# START OF RECORDS SHOWN
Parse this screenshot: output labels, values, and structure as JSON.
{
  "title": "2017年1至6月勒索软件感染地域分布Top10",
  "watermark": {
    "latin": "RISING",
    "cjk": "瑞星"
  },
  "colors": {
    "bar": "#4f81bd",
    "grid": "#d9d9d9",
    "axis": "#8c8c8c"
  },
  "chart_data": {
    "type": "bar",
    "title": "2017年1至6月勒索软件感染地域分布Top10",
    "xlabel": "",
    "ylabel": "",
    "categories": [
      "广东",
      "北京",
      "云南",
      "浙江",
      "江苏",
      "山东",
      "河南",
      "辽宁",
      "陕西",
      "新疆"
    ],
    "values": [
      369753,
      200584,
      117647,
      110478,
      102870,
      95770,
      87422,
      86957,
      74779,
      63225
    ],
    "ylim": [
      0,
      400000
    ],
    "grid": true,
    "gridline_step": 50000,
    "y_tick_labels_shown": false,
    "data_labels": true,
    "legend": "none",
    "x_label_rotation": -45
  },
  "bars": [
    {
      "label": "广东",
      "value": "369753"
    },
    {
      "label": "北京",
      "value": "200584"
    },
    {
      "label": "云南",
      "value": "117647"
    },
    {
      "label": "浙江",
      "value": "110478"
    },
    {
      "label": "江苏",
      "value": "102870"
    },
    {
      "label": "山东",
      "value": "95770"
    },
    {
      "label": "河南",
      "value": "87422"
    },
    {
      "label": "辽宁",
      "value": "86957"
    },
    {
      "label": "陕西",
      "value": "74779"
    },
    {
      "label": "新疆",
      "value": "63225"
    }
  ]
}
# END OF RECORDS SHOWN
GOAL »
Word for word, extract all the records.

THE COMPLETED TASK »
Parse this screenshot: output labels, values, and structure as JSON.
{
  "title": "2017年1至6月勒索软件感染地域分布Top10",
  "watermark": {
    "latin": "RISING",
    "cjk": "瑞星"
  },
  "colors": {
    "bar": "#4f81bd",
    "grid": "#d9d9d9",
    "axis": "#8c8c8c"
  },
  "chart_data": {
    "type": "bar",
    "title": "2017年1至6月勒索软件感染地域分布Top10",
    "xlabel": "",
    "ylabel": "",
    "categories": [
      "广东",
      "北京",
      "云南",
      "浙江",
      "江苏",
      "山东",
      "河南",
      "辽宁",
      "陕西",
      "新疆"
    ],
    "values": [
      369753,
      200584,
      117647,
      110478,
      102870,
      95770,
      87422,
      86957,
      74779,
      63225
    ],
    "ylim": [
      0,
      400000
    ],
    "grid": true,
    "gridline_step": 50000,
    "y_tick_labels_shown": false,
    "data_labels": true,
    "legend": "none",
    "x_label_rotation": -45
  },
  "bars": [
    {
      "label": "广东",
      "value": "369753"
    },
    {
      "label": "北京",
      "value": "200584"
    },
    {
      "label": "云南",
      "value": "117647"
    },
    {
      "label": "浙江",
      "value": "110478"
    },
    {
      "label": "江苏",
      "value": "102870"
    },
    {
      "label": "山东",
      "value": "95770"
    },
    {
      "label": "河南",
      "value": "87422"
    },
    {
      "label": "辽宁",
      "value": "86957"
    },
    {
      "label": "陕西",
      "value": "74779"
    },
    {
      "label": "新疆",
      "value": "63225"
    }
  ]
}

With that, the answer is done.